### STATED PROBLEM
Find each line with the string "Опендатабот" and report it.

### ENTRIES SUPPLIED

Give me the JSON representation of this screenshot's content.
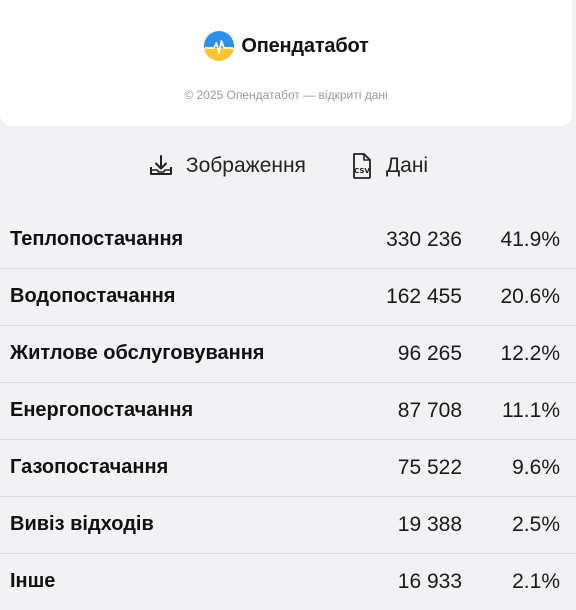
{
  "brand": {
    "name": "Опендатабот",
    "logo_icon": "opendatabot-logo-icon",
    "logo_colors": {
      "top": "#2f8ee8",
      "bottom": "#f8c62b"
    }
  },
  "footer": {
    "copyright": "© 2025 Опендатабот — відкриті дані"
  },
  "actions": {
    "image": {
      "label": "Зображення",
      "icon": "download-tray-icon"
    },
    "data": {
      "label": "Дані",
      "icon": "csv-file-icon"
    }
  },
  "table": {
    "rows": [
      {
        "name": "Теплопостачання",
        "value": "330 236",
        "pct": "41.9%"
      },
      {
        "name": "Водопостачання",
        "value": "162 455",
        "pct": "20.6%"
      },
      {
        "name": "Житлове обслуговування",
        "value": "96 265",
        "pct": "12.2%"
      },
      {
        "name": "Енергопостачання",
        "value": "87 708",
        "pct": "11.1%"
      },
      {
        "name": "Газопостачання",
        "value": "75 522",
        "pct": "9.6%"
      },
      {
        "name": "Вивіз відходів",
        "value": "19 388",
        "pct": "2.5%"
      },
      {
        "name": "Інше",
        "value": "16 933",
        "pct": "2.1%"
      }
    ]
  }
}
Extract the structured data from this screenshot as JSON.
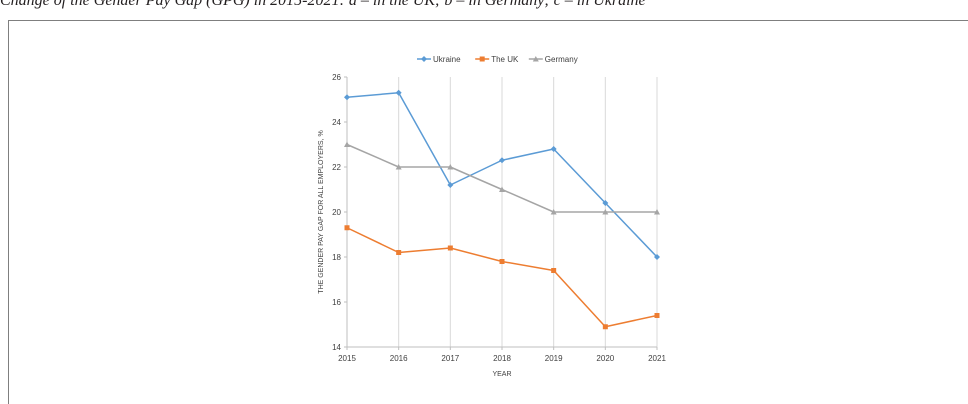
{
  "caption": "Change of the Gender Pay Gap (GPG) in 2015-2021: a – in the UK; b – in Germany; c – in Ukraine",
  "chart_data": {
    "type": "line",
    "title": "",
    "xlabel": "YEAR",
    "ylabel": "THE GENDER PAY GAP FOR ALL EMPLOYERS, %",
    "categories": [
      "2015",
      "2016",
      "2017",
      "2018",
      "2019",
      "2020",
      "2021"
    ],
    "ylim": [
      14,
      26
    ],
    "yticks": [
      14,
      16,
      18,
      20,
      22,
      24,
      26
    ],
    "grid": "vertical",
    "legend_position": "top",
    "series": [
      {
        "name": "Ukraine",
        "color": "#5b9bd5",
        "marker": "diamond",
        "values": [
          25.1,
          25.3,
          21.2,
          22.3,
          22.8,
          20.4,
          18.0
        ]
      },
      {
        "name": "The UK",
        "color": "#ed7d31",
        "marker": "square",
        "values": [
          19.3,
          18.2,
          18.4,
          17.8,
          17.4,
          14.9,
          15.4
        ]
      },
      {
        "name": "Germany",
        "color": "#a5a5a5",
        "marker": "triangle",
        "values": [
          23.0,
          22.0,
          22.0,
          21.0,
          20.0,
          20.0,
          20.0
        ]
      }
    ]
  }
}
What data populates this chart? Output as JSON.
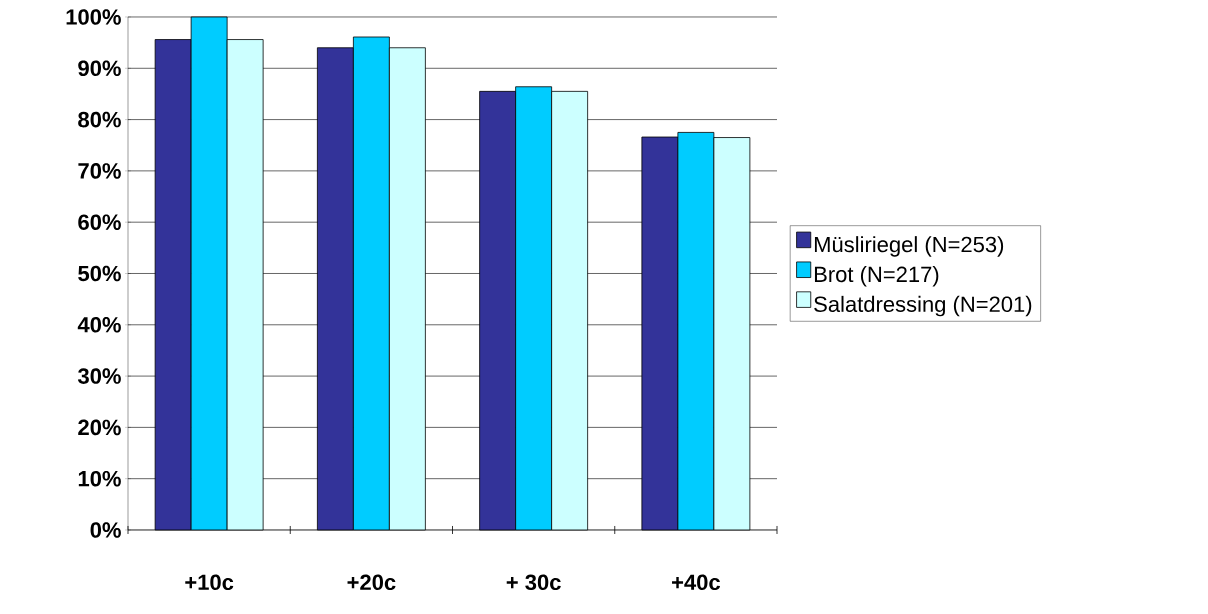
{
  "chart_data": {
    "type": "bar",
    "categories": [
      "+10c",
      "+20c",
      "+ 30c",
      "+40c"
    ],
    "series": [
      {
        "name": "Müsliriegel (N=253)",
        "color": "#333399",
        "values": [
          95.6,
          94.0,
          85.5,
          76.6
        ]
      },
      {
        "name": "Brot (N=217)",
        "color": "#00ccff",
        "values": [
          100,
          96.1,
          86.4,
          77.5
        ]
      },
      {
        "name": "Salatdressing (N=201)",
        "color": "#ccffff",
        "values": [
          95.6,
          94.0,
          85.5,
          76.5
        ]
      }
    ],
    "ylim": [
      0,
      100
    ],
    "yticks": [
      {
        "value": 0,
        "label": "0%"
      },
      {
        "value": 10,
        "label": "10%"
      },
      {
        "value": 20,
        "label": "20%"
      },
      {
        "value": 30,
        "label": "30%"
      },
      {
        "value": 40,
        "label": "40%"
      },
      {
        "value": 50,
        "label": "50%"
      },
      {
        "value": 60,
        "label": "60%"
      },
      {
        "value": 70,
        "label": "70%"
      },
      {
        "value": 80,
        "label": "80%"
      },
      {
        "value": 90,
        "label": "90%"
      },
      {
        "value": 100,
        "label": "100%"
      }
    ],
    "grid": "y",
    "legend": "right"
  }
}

### THE ANSWER
    "name": "Опендатабот",
    "copyright": "© 2025 Опендатабот — відкриті дані"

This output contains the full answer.